** Start Records for this task **

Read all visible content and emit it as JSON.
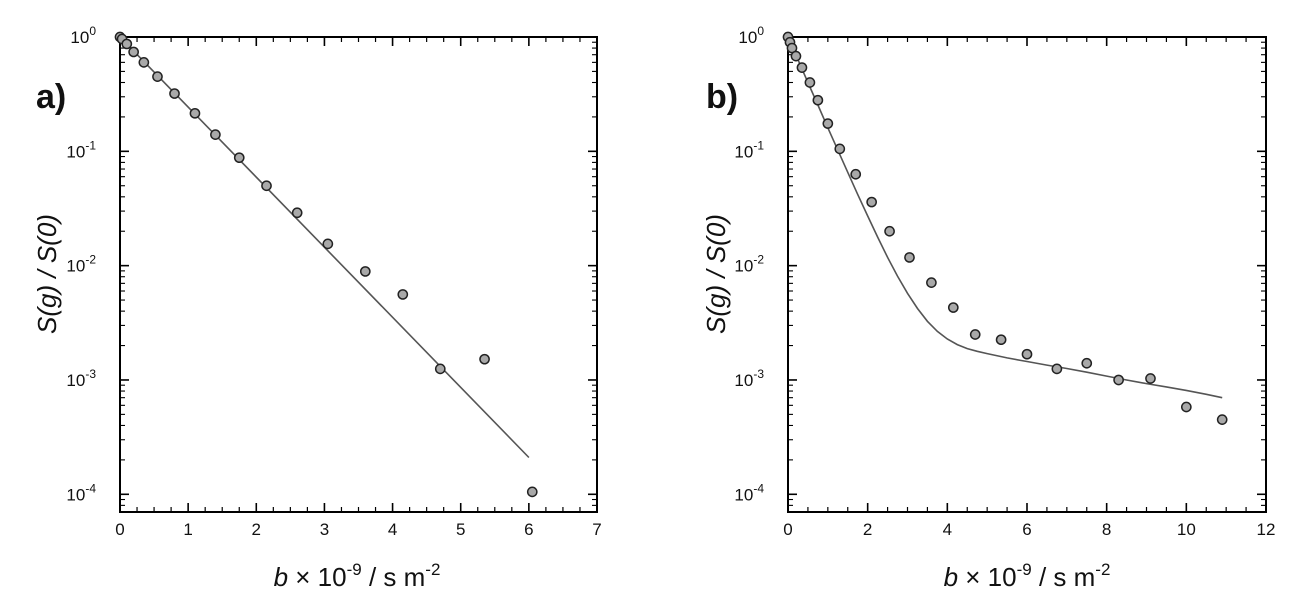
{
  "chart_data": [
    {
      "type": "scatter",
      "panel_label": "a)",
      "xlabel_parts": [
        "b",
        " × 10",
        "-9",
        " / s m",
        "-2"
      ],
      "ylabel": "S(g) / S(0)",
      "yscale": "log",
      "xlim": [
        0,
        7
      ],
      "ylim": [
        7e-05,
        1.0
      ],
      "xticks": [
        0,
        1,
        2,
        3,
        4,
        5,
        6,
        7
      ],
      "xtick_labels": [
        "0",
        "1",
        "2",
        "3",
        "4",
        "5",
        "6",
        "7"
      ],
      "yticks": [
        1,
        0.1,
        0.01,
        0.001,
        0.0001
      ],
      "ytick_labels": [
        {
          "base": "10",
          "exp": "0"
        },
        {
          "base": "10",
          "exp": "-1"
        },
        {
          "base": "10",
          "exp": "-2"
        },
        {
          "base": "10",
          "exp": "-3"
        },
        {
          "base": "10",
          "exp": "-4"
        }
      ],
      "grid": false,
      "series": [
        {
          "kind": "points",
          "x": [
            0.0,
            0.03,
            0.1,
            0.2,
            0.35,
            0.55,
            0.8,
            1.1,
            1.4,
            1.75,
            2.15,
            2.6,
            3.05,
            3.6,
            4.15,
            4.7,
            5.35,
            6.05
          ],
          "y": [
            1.0,
            0.96,
            0.87,
            0.74,
            0.6,
            0.45,
            0.32,
            0.215,
            0.14,
            0.088,
            0.05,
            0.029,
            0.0155,
            0.0089,
            0.0056,
            0.00125,
            0.00152,
            0.000105
          ]
        },
        {
          "kind": "line",
          "x": [
            0,
            6.0
          ],
          "y": [
            1.0,
            0.00021
          ]
        }
      ]
    },
    {
      "type": "scatter",
      "panel_label": "b)",
      "xlabel_parts": [
        "b",
        " × 10",
        "-9",
        " / s m",
        "-2"
      ],
      "ylabel": "S(g) / S(0)",
      "yscale": "log",
      "xlim": [
        0,
        12
      ],
      "ylim": [
        7e-05,
        1.0
      ],
      "xticks": [
        0,
        2,
        4,
        6,
        8,
        10,
        12
      ],
      "xtick_labels": [
        "0",
        "2",
        "4",
        "6",
        "8",
        "10",
        "12"
      ],
      "yticks": [
        1,
        0.1,
        0.01,
        0.001,
        0.0001
      ],
      "ytick_labels": [
        {
          "base": "10",
          "exp": "0"
        },
        {
          "base": "10",
          "exp": "-1"
        },
        {
          "base": "10",
          "exp": "-2"
        },
        {
          "base": "10",
          "exp": "-3"
        },
        {
          "base": "10",
          "exp": "-4"
        }
      ],
      "grid": false,
      "series": [
        {
          "kind": "points",
          "x": [
            0.0,
            0.05,
            0.1,
            0.2,
            0.35,
            0.55,
            0.75,
            1.0,
            1.3,
            1.7,
            2.1,
            2.55,
            3.05,
            3.6,
            4.15,
            4.7,
            5.35,
            6.0,
            6.75,
            7.5,
            8.3,
            9.1,
            10.0,
            10.9
          ],
          "y": [
            1.0,
            0.9,
            0.8,
            0.68,
            0.54,
            0.4,
            0.28,
            0.175,
            0.105,
            0.063,
            0.036,
            0.02,
            0.0118,
            0.0071,
            0.0043,
            0.0025,
            0.00225,
            0.00168,
            0.00125,
            0.0014,
            0.001,
            0.00103,
            0.00058,
            0.00045
          ]
        },
        {
          "kind": "line",
          "x": [
            0,
            0.25,
            0.5,
            0.75,
            1.0,
            1.25,
            1.5,
            1.75,
            2.0,
            2.25,
            2.5,
            2.75,
            3.0,
            3.25,
            3.5,
            3.75,
            4.0,
            4.25,
            4.5,
            4.75,
            5.0,
            5.5,
            6.0,
            6.5,
            7.0,
            7.5,
            8.0,
            8.5,
            9.0,
            9.5,
            10.0,
            10.5,
            10.9
          ],
          "y": [
            1.0,
            0.633,
            0.4,
            0.254,
            0.161,
            0.1025,
            0.0654,
            0.042,
            0.0272,
            0.0178,
            0.0118,
            0.0081,
            0.00573,
            0.00422,
            0.00326,
            0.00266,
            0.00228,
            0.00204,
            0.00188,
            0.00178,
            0.0017,
            0.00156,
            0.00145,
            0.00135,
            0.00126,
            0.00117,
            0.00108,
            0.001,
            0.00093,
            0.00087,
            0.00081,
            0.00075,
            0.0007
          ]
        }
      ]
    }
  ]
}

** End Records for this task **

**Stated task:** Transcribe the full listing above exactly, with the images removed.

**Exercise result:**
Read all visible content and emit it as JSON.
{
  "chart_data": [
    {
      "type": "scatter",
      "panel_label": "a)",
      "xlabel_parts": [
        "b",
        " × 10",
        "-9",
        " / s m",
        "-2"
      ],
      "ylabel": "S(g) / S(0)",
      "yscale": "log",
      "xlim": [
        0,
        7
      ],
      "ylim": [
        7e-05,
        1.0
      ],
      "xticks": [
        0,
        1,
        2,
        3,
        4,
        5,
        6,
        7
      ],
      "xtick_labels": [
        "0",
        "1",
        "2",
        "3",
        "4",
        "5",
        "6",
        "7"
      ],
      "yticks": [
        1,
        0.1,
        0.01,
        0.001,
        0.0001
      ],
      "ytick_labels": [
        {
          "base": "10",
          "exp": "0"
        },
        {
          "base": "10",
          "exp": "-1"
        },
        {
          "base": "10",
          "exp": "-2"
        },
        {
          "base": "10",
          "exp": "-3"
        },
        {
          "base": "10",
          "exp": "-4"
        }
      ],
      "grid": false,
      "series": [
        {
          "kind": "points",
          "x": [
            0.0,
            0.03,
            0.1,
            0.2,
            0.35,
            0.55,
            0.8,
            1.1,
            1.4,
            1.75,
            2.15,
            2.6,
            3.05,
            3.6,
            4.15,
            4.7,
            5.35,
            6.05
          ],
          "y": [
            1.0,
            0.96,
            0.87,
            0.74,
            0.6,
            0.45,
            0.32,
            0.215,
            0.14,
            0.088,
            0.05,
            0.029,
            0.0155,
            0.0089,
            0.0056,
            0.00125,
            0.00152,
            0.000105
          ]
        },
        {
          "kind": "line",
          "x": [
            0,
            6.0
          ],
          "y": [
            1.0,
            0.00021
          ]
        }
      ]
    },
    {
      "type": "scatter",
      "panel_label": "b)",
      "xlabel_parts": [
        "b",
        " × 10",
        "-9",
        " / s m",
        "-2"
      ],
      "ylabel": "S(g) / S(0)",
      "yscale": "log",
      "xlim": [
        0,
        12
      ],
      "ylim": [
        7e-05,
        1.0
      ],
      "xticks": [
        0,
        2,
        4,
        6,
        8,
        10,
        12
      ],
      "xtick_labels": [
        "0",
        "2",
        "4",
        "6",
        "8",
        "10",
        "12"
      ],
      "yticks": [
        1,
        0.1,
        0.01,
        0.001,
        0.0001
      ],
      "ytick_labels": [
        {
          "base": "10",
          "exp": "0"
        },
        {
          "base": "10",
          "exp": "-1"
        },
        {
          "base": "10",
          "exp": "-2"
        },
        {
          "base": "10",
          "exp": "-3"
        },
        {
          "base": "10",
          "exp": "-4"
        }
      ],
      "grid": false,
      "series": [
        {
          "kind": "points",
          "x": [
            0.0,
            0.05,
            0.1,
            0.2,
            0.35,
            0.55,
            0.75,
            1.0,
            1.3,
            1.7,
            2.1,
            2.55,
            3.05,
            3.6,
            4.15,
            4.7,
            5.35,
            6.0,
            6.75,
            7.5,
            8.3,
            9.1,
            10.0,
            10.9
          ],
          "y": [
            1.0,
            0.9,
            0.8,
            0.68,
            0.54,
            0.4,
            0.28,
            0.175,
            0.105,
            0.063,
            0.036,
            0.02,
            0.0118,
            0.0071,
            0.0043,
            0.0025,
            0.00225,
            0.00168,
            0.00125,
            0.0014,
            0.001,
            0.00103,
            0.00058,
            0.00045
          ]
        },
        {
          "kind": "line",
          "x": [
            0,
            0.25,
            0.5,
            0.75,
            1.0,
            1.25,
            1.5,
            1.75,
            2.0,
            2.25,
            2.5,
            2.75,
            3.0,
            3.25,
            3.5,
            3.75,
            4.0,
            4.25,
            4.5,
            4.75,
            5.0,
            5.5,
            6.0,
            6.5,
            7.0,
            7.5,
            8.0,
            8.5,
            9.0,
            9.5,
            10.0,
            10.5,
            10.9
          ],
          "y": [
            1.0,
            0.633,
            0.4,
            0.254,
            0.161,
            0.1025,
            0.0654,
            0.042,
            0.0272,
            0.0178,
            0.0118,
            0.0081,
            0.00573,
            0.00422,
            0.00326,
            0.00266,
            0.00228,
            0.00204,
            0.00188,
            0.00178,
            0.0017,
            0.00156,
            0.00145,
            0.00135,
            0.00126,
            0.00117,
            0.00108,
            0.001,
            0.00093,
            0.00087,
            0.00081,
            0.00075,
            0.0007
          ]
        }
      ]
    }
  ]
}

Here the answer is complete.